DIRECTIONS FOR THIS TASK
In the passage below on Stephan's efforts to measure the diameters of stars, set down word for word the stretch from "With this work" through "measuring stellar diameters.".

[Start of TEXT SEGMENT]

With this work completed sometime during late 1873 to early 1874, Stephan returned to the Comptes Rendus to summarize his efforts and conclusions (Stephan 1874b). The paper's title—"On the Extreme Smallness of the Apparent Diameters of the Fixed Stars"—is a tipoff that Sirius had, in reality, not been resolved. Stephan's very thorough geometrical and optical analysis of the problem showed that his large apertures had little effect and, more importantly, that the fringe behavior was indicative of angular diameters well below the threshold of resolution with the 80 cm Foucault telescope at Marseilles. The case was thus closed, and Stephan blamed the disappearing fringes of Sirius on atmospheric conditions. He never returned to the problem of measuring stellar diameters.

Lequeux's discovery of Fizeau's papers at Suresnes included a fascinating personal letter from Stephan to Fizeau dated 1874 February 1. Stephan set out to describe his efforts with an apologetic preamble stating that he had not stopped worrying about the problem since they were last together, indicating that the two had personally discussed the observing program. Stephan had by then observed most stars down to third magnitude and some a magnitude fainter. He had also adopted a modified mask laid directly on the mirror rather than mounted to the top of the tube to avoid path-length differences arising from flexure of the telescope's wooden tube, which might explain his earlier false positive. He reported anxiously awaiting the seasonal return of Sirius to the sky and then his great disappointment in seeing Sirius' fringes behave as they did for the other stars implying that it was far from resolved. He deduced, correctly of course, that all stars are much smaller in angular size than might have been thought. Stellar parallax data were in hand by 1874, and the distance to Sirius was known with reasonable accuracy. It does not appear that he had estimated Sirius' diameter from its distance and adopting the size of the Sun as an approximation that would have shown him the unlikelihood of its resolution with this modest aperture.

Of course, no one then had much of a notion as to the physical diameters of stars other than by analogy to the Sun—that was necessarily a few decades away pending the development of the theory of stellar evolution and its anticipation of giant and supergiant stars. Perhaps Sirius was the largest star because it was the brightest and relatively nearby. With the maximum aperture spacing on the refractor's mask of 65 cm used in the second round of observations, the angular diameter that would have corresponded with fringes that just washed out at that spacing would be 160 milliarcseconds (mas). The actual angular diameter of Sirius was first determined more than three-quarters of a century after Stephan's attempts to be 7.1 ± 0.6 mas, by Robert Hanbury Brown and Richard Twiss (Hanbury Brown & Twiss 1956, 1958) using the University of Sydney's Intensity Interferometer at Narrabri, New South Wales, Australia. This value is more than 20 times too small to have been resolved by the Marseilles reflector acting as an interferometer. So, Stephan was indeed carried away by his original optimism as to the cause of Sirius' fringe disappearance at the wider slit spacings.

[End of TEXT SEGMENT]
[Start of DATASET]

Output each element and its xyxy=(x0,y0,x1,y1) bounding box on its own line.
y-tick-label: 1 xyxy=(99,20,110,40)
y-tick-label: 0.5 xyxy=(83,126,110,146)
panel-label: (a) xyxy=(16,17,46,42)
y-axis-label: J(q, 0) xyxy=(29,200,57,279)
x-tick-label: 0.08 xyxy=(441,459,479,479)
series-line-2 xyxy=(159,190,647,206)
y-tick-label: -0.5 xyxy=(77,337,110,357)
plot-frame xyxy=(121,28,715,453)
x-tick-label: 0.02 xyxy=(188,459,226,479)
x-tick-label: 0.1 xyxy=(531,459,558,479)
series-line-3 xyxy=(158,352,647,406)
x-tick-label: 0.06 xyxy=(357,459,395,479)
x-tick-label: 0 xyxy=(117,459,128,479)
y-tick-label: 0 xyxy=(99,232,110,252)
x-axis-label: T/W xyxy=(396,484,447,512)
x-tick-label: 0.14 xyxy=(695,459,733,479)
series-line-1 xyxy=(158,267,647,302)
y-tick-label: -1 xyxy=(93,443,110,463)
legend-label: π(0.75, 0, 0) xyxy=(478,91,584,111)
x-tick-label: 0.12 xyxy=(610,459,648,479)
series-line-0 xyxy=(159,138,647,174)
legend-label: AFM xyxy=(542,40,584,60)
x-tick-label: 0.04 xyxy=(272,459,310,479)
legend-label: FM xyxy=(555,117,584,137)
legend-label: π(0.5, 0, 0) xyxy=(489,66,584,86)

[End of DATASET]

ANSWER IN FULL
With this work completed sometime during late 1873 to early 1874, Stephan returned to the Comptes Rendus to summarize his efforts and conclusions (Stephan 1874b). The paper's title—"On the Extreme Smallness of the Apparent Diameters of the Fixed Stars"—is a tipoff that Sirius had, in reality, not been resolved. Stephan's very thorough geometrical and optical analysis of the problem showed that his large apertures had little effect and, more importantly, that the fringe behavior was indicative of angular diameters well below the threshold of resolution with the 80 cm Foucault telescope at Marseilles. The case was thus closed, and Stephan blamed the disappearing fringes of Sirius on atmospheric conditions. He never returned to the problem of measuring stellar diameters.